- [DO THIS] Repeat the listing that follows, character for character, minus the pictures.

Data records

------------------------------------------------------------------------

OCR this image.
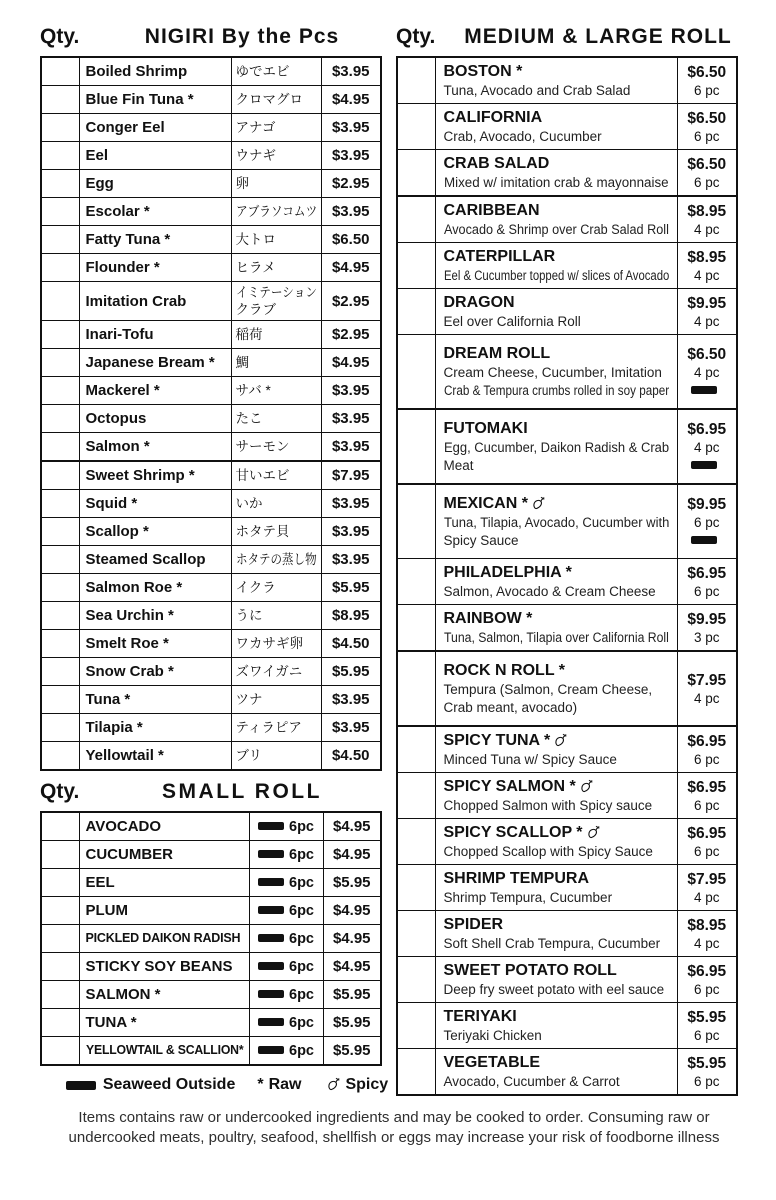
Qty.	NIGIRI By the Pcs
	Boiled Shrimp	ゆでエビ	$3.95
	Blue Fin Tuna *	クロマグロ	$4.95
	Conger Eel	アナゴ	$3.95
	Eel	ウナギ	$3.95
	Egg	卵	$2.95
	Escolar *	アブラソコムツ	$3.95
	Fatty Tuna *	大トロ	$6.50
	Flounder *	ヒラメ	$4.95
	Imitation Crab	イミテーション
クラブ	$2.95
	Inari-Tofu	稲荷	$2.95
	Japanese Bream *	鯛	$4.95
	Mackerel *	サバ *	$3.95
	Octopus	たこ	$3.95
	Salmon *	サーモン	$3.95
	Sweet Shrimp *	甘いエビ	$7.95
	Squid *	いか	$3.95
	Scallop *	ホタテ貝	$3.95
	Steamed Scallop	ホタテの蒸し物	$3.95
	Salmon Roe *	イクラ	$5.95
	Sea Urchin *	うに	$8.95
	Smelt Roe *	ワカサギ卵	$4.50
	Snow Crab *	ズワイガニ	$5.95
	Tuna *	ツナ	$3.95
	Tilapia *	ティラピア	$3.95
	Yellowtail *	ブリ	$4.50
Qty.	SMALL ROLL
	AVOCADO	6pc	$4.95
	CUCUMBER	6pc	$4.95
	EEL	6pc	$5.95
	PLUM	6pc	$4.95
	PICKLED DAIKON RADISH	6pc	$4.95
	STICKY SOY BEANS	6pc	$4.95
	SALMON *	6pc	$5.95
	TUNA *	6pc	$5.95
	YELLOWTAIL & SCALLION*	6pc	$5.95
Seaweed Outside * Raw	Spicy
Qty.	MEDIUM & LARGE ROLL

BOSTON *
Tuna, Avocado and Crab Salad

$6.50
6 pc

CALIFORNIA
Crab, Avocado, Cucumber

$6.50
6 pc

CRAB SALAD
Mixed w/ imitation crab & mayonnaise

$6.50
6 pc

CARIBBEAN
Avocado & Shrimp over Crab Salad Roll

$8.95
4 pc

CATERPILLAR
Eel & Cucumber topped w/ slices of Avocado

$8.95
4 pc

DRAGON
Eel over California Roll

$9.95
4 pc

DREAM ROLL
Cream Cheese, Cucumber, Imitation
Crab & Tempura crumbs rolled in soy paper

$6.50
4 pc

FUTOMAKI
Egg, Cucumber, Daikon Radish & Crab
Meat

$6.95
4 pc

MEXICAN *
Tuna, Tilapia, Avocado, Cucumber with
Spicy Sauce

$9.95
6 pc

PHILADELPHIA *
Salmon, Avocado & Cream Cheese

$6.95
6 pc

RAINBOW *
Tuna, Salmon, Tilapia over California Roll

$9.95
3 pc

ROCK N ROLL *
Tempura (Salmon, Cream Cheese,
Crab meant, avocado)

$7.95
4 pc

SPICY TUNA *
Minced Tuna w/ Spicy Sauce

$6.95
6 pc

SPICY SALMON *
Chopped Salmon with Spicy sauce

$6.95
6 pc

SPICY SCALLOP *
Chopped Scallop with Spicy Sauce

$6.95
6 pc

SHRIMP TEMPURA
Shrimp Tempura, Cucumber

$7.95
4 pc

SPIDER
Soft Shell Crab Tempura, Cucumber

$8.95
4 pc

SWEET POTATO ROLL
Deep fry sweet potato with eel sauce

$6.95
6 pc

TERIYAKI
Teriyaki Chicken

$5.95
6 pc

VEGETABLE
Avocado, Cucumber & Carrot

$5.95
6 pc
Items contains raw or undercooked ingredients and may be cooked to order. Consuming raw or undercooked meats, poultry, seafood, shellfish or eggs may increase your risk of foodborne illness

------------------------------------------------------------------------

- [EXPECTED ANSWER]
OCR this image.
Qty.	NIGIRI By the Pcs
	Boiled Shrimp	ゆでエビ	$3.95
	Blue Fin Tuna *	クロマグロ	$4.95
	Conger Eel	アナゴ	$3.95
	Eel	ウナギ	$3.95
	Egg	卵	$2.95
	Escolar *	アブラソコムツ	$3.95
	Fatty Tuna *	大トロ	$6.50
	Flounder *	ヒラメ	$4.95
	Imitation Crab	イミテーション
クラブ	$2.95
	Inari-Tofu	稲荷	$2.95
	Japanese Bream *	鯛	$4.95
	Mackerel *	サバ *	$3.95
	Octopus	たこ	$3.95
	Salmon *	サーモン	$3.95
	Sweet Shrimp *	甘いエビ	$7.95
	Squid *	いか	$3.95
	Scallop *	ホタテ貝	$3.95
	Steamed Scallop	ホタテの蒸し物	$3.95
	Salmon Roe *	イクラ	$5.95
	Sea Urchin *	うに	$8.95
	Smelt Roe *	ワカサギ卵	$4.50
	Snow Crab *	ズワイガニ	$5.95
	Tuna *	ツナ	$3.95
	Tilapia *	ティラピア	$3.95
	Yellowtail *	ブリ	$4.50
Qty.	SMALL ROLL
	AVOCADO	6pc	$4.95
	CUCUMBER	6pc	$4.95
	EEL	6pc	$5.95
	PLUM	6pc	$4.95
	PICKLED DAIKON RADISH	6pc	$4.95
	STICKY SOY BEANS	6pc	$4.95
	SALMON *	6pc	$5.95
	TUNA *	6pc	$5.95
	YELLOWTAIL & SCALLION*	6pc	$5.95
Seaweed Outside * Raw	Spicy
Qty.	MEDIUM & LARGE ROLL

BOSTON *
Tuna, Avocado and Crab Salad

$6.50
6 pc

CALIFORNIA
Crab, Avocado, Cucumber

$6.50
6 pc

CRAB SALAD
Mixed w/ imitation crab & mayonnaise

$6.50
6 pc

CARIBBEAN
Avocado & Shrimp over Crab Salad Roll

$8.95
4 pc

CATERPILLAR
Eel & Cucumber topped w/ slices of Avocado

$8.95
4 pc

DRAGON
Eel over California Roll

$9.95
4 pc

DREAM ROLL
Cream Cheese, Cucumber, Imitation
Crab & Tempura crumbs rolled in soy paper

$6.50
4 pc

FUTOMAKI
Egg, Cucumber, Daikon Radish & Crab
Meat

$6.95
4 pc

MEXICAN *
Tuna, Tilapia, Avocado, Cucumber with
Spicy Sauce

$9.95
6 pc

PHILADELPHIA *
Salmon, Avocado & Cream Cheese

$6.95
6 pc

RAINBOW *
Tuna, Salmon, Tilapia over California Roll

$9.95
3 pc

ROCK N ROLL *
Tempura (Salmon, Cream Cheese,
Crab meant, avocado)

$7.95
4 pc

SPICY TUNA *
Minced Tuna w/ Spicy Sauce

$6.95
6 pc

SPICY SALMON *
Chopped Salmon with Spicy sauce

$6.95
6 pc

SPICY SCALLOP *
Chopped Scallop with Spicy Sauce

$6.95
6 pc

SHRIMP TEMPURA
Shrimp Tempura, Cucumber

$7.95
4 pc

SPIDER
Soft Shell Crab Tempura, Cucumber

$8.95
4 pc

SWEET POTATO ROLL
Deep fry sweet potato with eel sauce

$6.95
6 pc

TERIYAKI
Teriyaki Chicken

$5.95
6 pc

VEGETABLE
Avocado, Cucumber & Carrot

$5.95
6 pc
Items contains raw or undercooked ingredients and may be cooked to order. Consuming raw or undercooked meats, poultry, seafood, shellfish or eggs may increase your risk of foodborne illness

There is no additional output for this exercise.